**Exercise task**
Return each line that holds the word "title".

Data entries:

--

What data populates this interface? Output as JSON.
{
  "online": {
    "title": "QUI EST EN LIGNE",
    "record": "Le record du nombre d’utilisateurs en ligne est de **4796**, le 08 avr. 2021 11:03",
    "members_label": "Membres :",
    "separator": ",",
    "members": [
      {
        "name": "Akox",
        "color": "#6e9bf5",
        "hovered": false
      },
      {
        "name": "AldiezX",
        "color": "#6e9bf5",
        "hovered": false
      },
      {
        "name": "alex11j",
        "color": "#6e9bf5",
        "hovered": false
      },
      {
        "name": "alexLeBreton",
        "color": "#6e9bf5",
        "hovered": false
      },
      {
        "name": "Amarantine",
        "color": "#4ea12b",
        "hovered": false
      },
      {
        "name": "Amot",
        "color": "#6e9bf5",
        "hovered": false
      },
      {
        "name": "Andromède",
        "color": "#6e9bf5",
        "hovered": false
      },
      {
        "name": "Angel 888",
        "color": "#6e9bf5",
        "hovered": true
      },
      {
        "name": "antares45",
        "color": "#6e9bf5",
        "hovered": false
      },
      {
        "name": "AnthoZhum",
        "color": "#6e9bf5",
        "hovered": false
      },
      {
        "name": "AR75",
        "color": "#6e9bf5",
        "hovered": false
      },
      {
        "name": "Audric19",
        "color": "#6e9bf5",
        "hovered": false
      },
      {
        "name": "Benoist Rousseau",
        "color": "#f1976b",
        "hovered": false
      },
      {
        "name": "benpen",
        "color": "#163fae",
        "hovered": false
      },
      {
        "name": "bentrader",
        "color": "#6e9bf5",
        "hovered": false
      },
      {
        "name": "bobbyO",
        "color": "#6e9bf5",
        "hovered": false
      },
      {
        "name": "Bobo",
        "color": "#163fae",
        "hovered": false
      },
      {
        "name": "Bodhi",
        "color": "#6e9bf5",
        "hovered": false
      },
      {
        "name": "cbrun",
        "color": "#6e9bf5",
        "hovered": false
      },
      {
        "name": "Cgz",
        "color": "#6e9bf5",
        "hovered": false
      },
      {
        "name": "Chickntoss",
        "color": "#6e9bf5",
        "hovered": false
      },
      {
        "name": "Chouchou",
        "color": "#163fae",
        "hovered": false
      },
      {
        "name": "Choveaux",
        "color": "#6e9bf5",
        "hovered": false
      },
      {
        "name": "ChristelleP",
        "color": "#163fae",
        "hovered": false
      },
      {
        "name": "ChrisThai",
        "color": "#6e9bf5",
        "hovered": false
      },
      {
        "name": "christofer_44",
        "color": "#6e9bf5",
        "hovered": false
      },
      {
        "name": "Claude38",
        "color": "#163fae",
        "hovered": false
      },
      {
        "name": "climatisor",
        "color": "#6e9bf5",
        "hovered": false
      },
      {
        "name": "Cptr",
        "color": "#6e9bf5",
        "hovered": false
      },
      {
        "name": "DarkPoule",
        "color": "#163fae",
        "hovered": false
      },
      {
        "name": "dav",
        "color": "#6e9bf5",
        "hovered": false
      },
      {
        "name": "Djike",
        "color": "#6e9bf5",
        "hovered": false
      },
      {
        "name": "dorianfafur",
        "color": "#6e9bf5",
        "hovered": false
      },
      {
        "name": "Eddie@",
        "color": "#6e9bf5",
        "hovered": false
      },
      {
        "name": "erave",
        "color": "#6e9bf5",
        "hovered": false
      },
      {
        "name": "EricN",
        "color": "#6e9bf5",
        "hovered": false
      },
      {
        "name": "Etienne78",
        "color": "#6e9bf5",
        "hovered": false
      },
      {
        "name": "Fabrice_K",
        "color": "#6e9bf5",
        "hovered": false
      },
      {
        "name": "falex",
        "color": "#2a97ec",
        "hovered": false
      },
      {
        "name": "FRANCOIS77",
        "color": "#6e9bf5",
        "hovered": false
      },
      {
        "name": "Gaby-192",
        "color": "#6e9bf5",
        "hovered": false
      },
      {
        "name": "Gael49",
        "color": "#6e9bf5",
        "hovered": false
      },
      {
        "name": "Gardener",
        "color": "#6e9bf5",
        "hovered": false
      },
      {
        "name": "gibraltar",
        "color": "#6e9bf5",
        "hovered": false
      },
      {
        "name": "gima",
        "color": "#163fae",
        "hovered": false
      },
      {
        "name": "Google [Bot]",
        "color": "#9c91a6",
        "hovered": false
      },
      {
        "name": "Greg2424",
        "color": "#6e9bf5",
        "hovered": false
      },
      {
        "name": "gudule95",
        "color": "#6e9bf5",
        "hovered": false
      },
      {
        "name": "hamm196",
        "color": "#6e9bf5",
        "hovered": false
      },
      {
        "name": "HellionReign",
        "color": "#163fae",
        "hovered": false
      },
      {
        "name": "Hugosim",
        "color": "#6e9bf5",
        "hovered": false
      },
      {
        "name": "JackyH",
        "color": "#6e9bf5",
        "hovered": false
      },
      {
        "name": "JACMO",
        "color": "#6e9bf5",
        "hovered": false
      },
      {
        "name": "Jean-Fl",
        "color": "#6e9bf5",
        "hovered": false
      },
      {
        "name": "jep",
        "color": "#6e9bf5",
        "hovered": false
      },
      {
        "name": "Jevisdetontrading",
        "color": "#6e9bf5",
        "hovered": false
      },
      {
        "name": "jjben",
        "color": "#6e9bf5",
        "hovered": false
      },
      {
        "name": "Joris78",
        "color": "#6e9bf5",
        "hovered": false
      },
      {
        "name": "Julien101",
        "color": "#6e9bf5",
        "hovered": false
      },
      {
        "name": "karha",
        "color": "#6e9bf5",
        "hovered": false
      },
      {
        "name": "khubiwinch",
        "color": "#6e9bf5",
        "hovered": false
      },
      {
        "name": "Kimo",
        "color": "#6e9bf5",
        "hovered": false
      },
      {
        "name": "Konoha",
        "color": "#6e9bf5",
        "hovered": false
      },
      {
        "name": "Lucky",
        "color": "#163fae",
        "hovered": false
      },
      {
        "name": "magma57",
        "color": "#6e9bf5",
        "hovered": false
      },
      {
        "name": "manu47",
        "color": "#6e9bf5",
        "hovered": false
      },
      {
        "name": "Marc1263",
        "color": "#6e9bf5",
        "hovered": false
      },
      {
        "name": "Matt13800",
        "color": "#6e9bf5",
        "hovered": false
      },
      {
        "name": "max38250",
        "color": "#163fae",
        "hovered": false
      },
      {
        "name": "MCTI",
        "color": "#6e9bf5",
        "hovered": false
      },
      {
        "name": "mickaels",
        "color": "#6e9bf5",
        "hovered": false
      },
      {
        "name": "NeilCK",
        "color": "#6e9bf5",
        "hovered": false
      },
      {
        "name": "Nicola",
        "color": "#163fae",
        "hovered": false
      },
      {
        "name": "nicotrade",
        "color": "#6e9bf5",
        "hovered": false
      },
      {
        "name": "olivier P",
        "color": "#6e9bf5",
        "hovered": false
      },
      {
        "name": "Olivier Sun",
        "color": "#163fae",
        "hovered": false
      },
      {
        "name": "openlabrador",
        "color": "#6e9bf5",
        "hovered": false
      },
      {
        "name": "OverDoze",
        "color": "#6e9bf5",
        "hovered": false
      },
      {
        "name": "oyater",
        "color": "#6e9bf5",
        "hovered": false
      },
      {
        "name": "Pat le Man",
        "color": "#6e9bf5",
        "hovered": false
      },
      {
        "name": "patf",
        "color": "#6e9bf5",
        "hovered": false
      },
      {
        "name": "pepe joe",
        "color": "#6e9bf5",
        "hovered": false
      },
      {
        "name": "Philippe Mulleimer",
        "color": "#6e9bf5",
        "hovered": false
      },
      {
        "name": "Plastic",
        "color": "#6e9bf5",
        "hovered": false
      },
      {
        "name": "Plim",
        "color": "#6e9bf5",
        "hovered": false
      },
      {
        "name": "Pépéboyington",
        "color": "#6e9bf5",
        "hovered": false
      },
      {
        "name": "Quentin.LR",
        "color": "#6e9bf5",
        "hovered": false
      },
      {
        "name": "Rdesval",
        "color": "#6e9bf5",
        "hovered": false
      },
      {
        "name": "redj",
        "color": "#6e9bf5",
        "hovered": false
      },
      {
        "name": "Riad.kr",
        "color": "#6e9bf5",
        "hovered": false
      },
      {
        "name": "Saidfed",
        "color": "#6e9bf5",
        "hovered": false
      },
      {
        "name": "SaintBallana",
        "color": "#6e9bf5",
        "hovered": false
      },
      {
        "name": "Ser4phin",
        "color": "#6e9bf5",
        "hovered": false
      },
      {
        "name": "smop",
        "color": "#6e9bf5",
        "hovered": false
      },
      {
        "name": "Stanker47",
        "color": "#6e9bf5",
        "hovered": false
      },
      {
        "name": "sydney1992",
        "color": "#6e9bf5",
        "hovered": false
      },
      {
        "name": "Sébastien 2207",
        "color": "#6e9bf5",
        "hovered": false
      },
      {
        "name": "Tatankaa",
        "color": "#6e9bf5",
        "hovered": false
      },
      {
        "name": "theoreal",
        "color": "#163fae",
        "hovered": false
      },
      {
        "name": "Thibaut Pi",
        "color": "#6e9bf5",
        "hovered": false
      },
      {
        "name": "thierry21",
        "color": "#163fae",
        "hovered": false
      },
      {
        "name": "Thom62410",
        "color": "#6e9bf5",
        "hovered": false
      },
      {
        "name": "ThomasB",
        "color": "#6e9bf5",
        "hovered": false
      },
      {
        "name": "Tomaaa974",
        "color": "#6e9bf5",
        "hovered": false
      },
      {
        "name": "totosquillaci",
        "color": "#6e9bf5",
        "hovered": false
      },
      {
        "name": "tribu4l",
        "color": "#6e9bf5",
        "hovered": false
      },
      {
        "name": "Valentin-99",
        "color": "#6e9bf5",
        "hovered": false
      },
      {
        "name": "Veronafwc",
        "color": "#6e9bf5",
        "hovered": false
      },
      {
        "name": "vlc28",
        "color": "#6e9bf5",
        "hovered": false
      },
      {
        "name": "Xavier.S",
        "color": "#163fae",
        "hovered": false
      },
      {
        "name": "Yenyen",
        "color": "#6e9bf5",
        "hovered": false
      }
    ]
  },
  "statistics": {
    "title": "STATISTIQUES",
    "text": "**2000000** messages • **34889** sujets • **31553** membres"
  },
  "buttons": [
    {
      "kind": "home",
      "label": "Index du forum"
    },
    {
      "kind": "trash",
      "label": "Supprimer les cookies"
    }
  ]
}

--

**Task solution**
    "title": "QUI EST EN LIGNE",
    "title": "STATISTIQUES",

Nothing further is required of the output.